-- START --

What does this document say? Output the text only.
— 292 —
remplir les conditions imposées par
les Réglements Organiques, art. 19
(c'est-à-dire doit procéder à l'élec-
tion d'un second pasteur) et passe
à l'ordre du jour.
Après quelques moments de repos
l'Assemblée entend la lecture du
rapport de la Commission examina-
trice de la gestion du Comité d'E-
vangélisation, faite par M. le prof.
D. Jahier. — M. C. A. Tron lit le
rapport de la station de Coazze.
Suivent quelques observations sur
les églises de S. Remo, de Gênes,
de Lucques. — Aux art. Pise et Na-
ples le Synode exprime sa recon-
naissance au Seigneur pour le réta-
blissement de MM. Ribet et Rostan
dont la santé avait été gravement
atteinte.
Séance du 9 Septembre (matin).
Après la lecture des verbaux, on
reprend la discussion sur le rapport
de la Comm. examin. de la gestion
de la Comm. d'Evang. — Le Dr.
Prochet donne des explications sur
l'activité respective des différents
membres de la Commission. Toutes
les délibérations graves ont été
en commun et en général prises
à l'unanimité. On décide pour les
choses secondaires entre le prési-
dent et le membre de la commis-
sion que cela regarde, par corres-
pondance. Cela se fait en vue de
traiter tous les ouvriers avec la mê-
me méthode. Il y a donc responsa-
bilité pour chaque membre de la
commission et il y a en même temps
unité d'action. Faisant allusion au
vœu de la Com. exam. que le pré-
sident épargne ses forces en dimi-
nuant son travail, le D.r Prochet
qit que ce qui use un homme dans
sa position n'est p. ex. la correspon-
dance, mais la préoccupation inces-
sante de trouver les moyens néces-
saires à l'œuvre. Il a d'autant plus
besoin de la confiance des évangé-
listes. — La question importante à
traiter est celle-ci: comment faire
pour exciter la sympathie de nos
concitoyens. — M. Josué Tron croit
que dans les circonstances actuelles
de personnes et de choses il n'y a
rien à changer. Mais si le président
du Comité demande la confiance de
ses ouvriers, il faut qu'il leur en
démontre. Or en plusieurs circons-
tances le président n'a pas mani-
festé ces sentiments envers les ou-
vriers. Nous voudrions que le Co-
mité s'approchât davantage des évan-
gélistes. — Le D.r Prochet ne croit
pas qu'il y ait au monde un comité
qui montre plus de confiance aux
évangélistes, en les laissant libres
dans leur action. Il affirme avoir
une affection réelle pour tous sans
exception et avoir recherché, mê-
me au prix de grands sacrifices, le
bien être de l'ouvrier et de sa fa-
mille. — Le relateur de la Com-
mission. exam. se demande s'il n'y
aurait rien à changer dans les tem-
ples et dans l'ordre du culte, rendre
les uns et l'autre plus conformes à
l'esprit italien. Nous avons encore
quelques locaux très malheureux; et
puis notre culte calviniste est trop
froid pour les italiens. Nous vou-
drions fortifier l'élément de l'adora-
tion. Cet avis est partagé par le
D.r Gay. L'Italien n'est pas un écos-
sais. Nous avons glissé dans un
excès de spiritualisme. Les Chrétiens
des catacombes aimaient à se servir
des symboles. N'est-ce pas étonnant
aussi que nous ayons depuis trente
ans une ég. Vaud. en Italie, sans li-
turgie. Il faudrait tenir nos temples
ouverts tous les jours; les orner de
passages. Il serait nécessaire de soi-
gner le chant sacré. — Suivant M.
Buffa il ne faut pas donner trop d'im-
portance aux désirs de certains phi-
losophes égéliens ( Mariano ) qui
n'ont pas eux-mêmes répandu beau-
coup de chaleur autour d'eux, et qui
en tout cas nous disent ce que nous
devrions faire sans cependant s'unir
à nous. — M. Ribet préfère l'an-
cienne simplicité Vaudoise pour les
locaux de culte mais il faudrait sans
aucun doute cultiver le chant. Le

-- END --

◆ REQUIRED WORK
Retype every record above exactly as it appears.

◆ SOLUTION FOR THIS TASK
What does this document say? Output the text only.
— 292 —
remplir les conditions imposées par
les Réglements Organiques, art. 19
(c'est-à-dire doit procéder à l'élec-
tion d'un second pasteur) et passe
à l'ordre du jour.
Après quelques moments de repos
l'Assemblée entend la lecture du
rapport de la Commission examina-
trice de la gestion du Comité d'E-
vangélisation, faite par M. le prof.
D. Jahier. — M. C. A. Tron lit le
rapport de la station de Coazze.
Suivent quelques observations sur
les églises de S. Remo, de Gênes,
de Lucques. — Aux art. Pise et Na-
ples le Synode exprime sa recon-
naissance au Seigneur pour le réta-
blissement de MM. Ribet et Rostan
dont la santé avait été gravement
atteinte.
Séance du 9 Septembre (matin).
Après la lecture des verbaux, on
reprend la discussion sur le rapport
de la Comm. examin. de la gestion
de la Comm. d'Evang. — Le Dr.
Prochet donne des explications sur
l'activité respective des différents
membres de la Commission. Toutes
les délibérations graves ont été
en commun et en général prises
à l'unanimité. On décide pour les
choses secondaires entre le prési-
dent et le membre de la commis-
sion que cela regarde, par corres-
pondance. Cela se fait en vue de
traiter tous les ouvriers avec la mê-
me méthode. Il y a donc responsa-
bilité pour chaque membre de la
commission et il y a en même temps
unité d'action. Faisant allusion au
vœu de la Com. exam. que le pré-
sident épargne ses forces en dimi-
nuant son travail, le D.r Prochet
qit que ce qui use un homme dans
sa position n'est p. ex. la correspon-
dance, mais la préoccupation inces-
sante de trouver les moyens néces-
saires à l'œuvre. Il a d'autant plus
besoin de la confiance des évangé-
listes. — La question importante à
traiter est celle-ci: comment faire
pour exciter la sympathie de nos
concitoyens. — M. Josué Tron croit
que dans les circonstances actuelles
de personnes et de choses il n'y a
rien à changer. Mais si le président
du Comité demande la confiance de
ses ouvriers, il faut qu'il leur en
démontre. Or en plusieurs circons-
tances le président n'a pas mani-
festé ces sentiments envers les ou-
vriers. Nous voudrions que le Co-
mité s'approchât davantage des évan-
gélistes. — Le D.r Prochet ne croit
pas qu'il y ait au monde un comité
qui montre plus de confiance aux
évangélistes, en les laissant libres
dans leur action. Il affirme avoir
une affection réelle pour tous sans
exception et avoir recherché, mê-
me au prix de grands sacrifices, le
bien être de l'ouvrier et de sa fa-
mille. — Le relateur de la Com-
mission. exam. se demande s'il n'y
aurait rien à changer dans les tem-
ples et dans l'ordre du culte, rendre
les uns et l'autre plus conformes à
l'esprit italien. Nous avons encore
quelques locaux très malheureux; et
puis notre culte calviniste est trop
froid pour les italiens. Nous vou-
drions fortifier l'élément de l'adora-
tion. Cet avis est partagé par le
D.r Gay. L'Italien n'est pas un écos-
sais. Nous avons glissé dans un
excès de spiritualisme. Les Chrétiens
des catacombes aimaient à se servir
des symboles. N'est-ce pas étonnant
aussi que nous ayons depuis trente
ans une ég. Vaud. en Italie, sans li-
turgie. Il faudrait tenir nos temples
ouverts tous les jours; les orner de
passages. Il serait nécessaire de soi-
gner le chant sacré. — Suivant M.
Buffa il ne faut pas donner trop d'im-
portance aux désirs de certains phi-
losophes égéliens ( Mariano ) qui
n'ont pas eux-mêmes répandu beau-
coup de chaleur autour d'eux, et qui
en tout cas nous disent ce que nous
devrions faire sans cependant s'unir
à nous. — M. Ribet préfère l'an-
cienne simplicité Vaudoise pour les
locaux de culte mais il faudrait sans
aucun doute cultiver le chant. Le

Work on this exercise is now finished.